--- begin Data lines ---

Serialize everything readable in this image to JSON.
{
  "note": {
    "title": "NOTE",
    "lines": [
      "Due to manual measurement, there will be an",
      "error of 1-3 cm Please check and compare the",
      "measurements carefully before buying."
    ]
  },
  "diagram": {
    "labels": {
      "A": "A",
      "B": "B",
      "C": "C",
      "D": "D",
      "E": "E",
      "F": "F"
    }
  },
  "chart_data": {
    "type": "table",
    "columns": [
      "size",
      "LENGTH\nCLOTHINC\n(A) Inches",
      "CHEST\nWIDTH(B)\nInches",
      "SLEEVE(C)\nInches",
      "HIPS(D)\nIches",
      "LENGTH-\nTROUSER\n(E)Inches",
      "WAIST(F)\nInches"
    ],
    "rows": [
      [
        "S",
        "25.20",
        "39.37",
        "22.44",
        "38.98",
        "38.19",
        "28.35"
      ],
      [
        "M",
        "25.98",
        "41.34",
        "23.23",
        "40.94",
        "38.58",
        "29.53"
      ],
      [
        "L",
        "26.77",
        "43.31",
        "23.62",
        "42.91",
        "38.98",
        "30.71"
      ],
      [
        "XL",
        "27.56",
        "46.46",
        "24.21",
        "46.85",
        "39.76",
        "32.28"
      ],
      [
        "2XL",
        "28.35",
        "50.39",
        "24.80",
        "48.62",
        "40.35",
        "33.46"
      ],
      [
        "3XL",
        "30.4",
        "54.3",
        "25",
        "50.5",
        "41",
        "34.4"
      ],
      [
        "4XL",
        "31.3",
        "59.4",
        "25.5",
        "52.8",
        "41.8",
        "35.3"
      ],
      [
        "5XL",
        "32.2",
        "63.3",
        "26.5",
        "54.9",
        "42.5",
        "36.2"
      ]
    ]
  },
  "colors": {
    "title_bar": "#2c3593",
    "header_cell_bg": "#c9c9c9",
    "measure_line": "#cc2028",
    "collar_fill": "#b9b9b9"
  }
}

--- end Data lines ---

Given exercise – Copy out every line of the data above, exactly as given.

Reply to the task –
Serialize everything readable in this image to JSON.
{
  "note": {
    "title": "NOTE",
    "lines": [
      "Due to manual measurement, there will be an",
      "error of 1-3 cm Please check and compare the",
      "measurements carefully before buying."
    ]
  },
  "diagram": {
    "labels": {
      "A": "A",
      "B": "B",
      "C": "C",
      "D": "D",
      "E": "E",
      "F": "F"
    }
  },
  "chart_data": {
    "type": "table",
    "columns": [
      "size",
      "LENGTH\nCLOTHINC\n(A) Inches",
      "CHEST\nWIDTH(B)\nInches",
      "SLEEVE(C)\nInches",
      "HIPS(D)\nIches",
      "LENGTH-\nTROUSER\n(E)Inches",
      "WAIST(F)\nInches"
    ],
    "rows": [
      [
        "S",
        "25.20",
        "39.37",
        "22.44",
        "38.98",
        "38.19",
        "28.35"
      ],
      [
        "M",
        "25.98",
        "41.34",
        "23.23",
        "40.94",
        "38.58",
        "29.53"
      ],
      [
        "L",
        "26.77",
        "43.31",
        "23.62",
        "42.91",
        "38.98",
        "30.71"
      ],
      [
        "XL",
        "27.56",
        "46.46",
        "24.21",
        "46.85",
        "39.76",
        "32.28"
      ],
      [
        "2XL",
        "28.35",
        "50.39",
        "24.80",
        "48.62",
        "40.35",
        "33.46"
      ],
      [
        "3XL",
        "30.4",
        "54.3",
        "25",
        "50.5",
        "41",
        "34.4"
      ],
      [
        "4XL",
        "31.3",
        "59.4",
        "25.5",
        "52.8",
        "41.8",
        "35.3"
      ],
      [
        "5XL",
        "32.2",
        "63.3",
        "26.5",
        "54.9",
        "42.5",
        "36.2"
      ]
    ]
  },
  "colors": {
    "title_bar": "#2c3593",
    "header_cell_bg": "#c9c9c9",
    "measure_line": "#cc2028",
    "collar_fill": "#b9b9b9"
  }
}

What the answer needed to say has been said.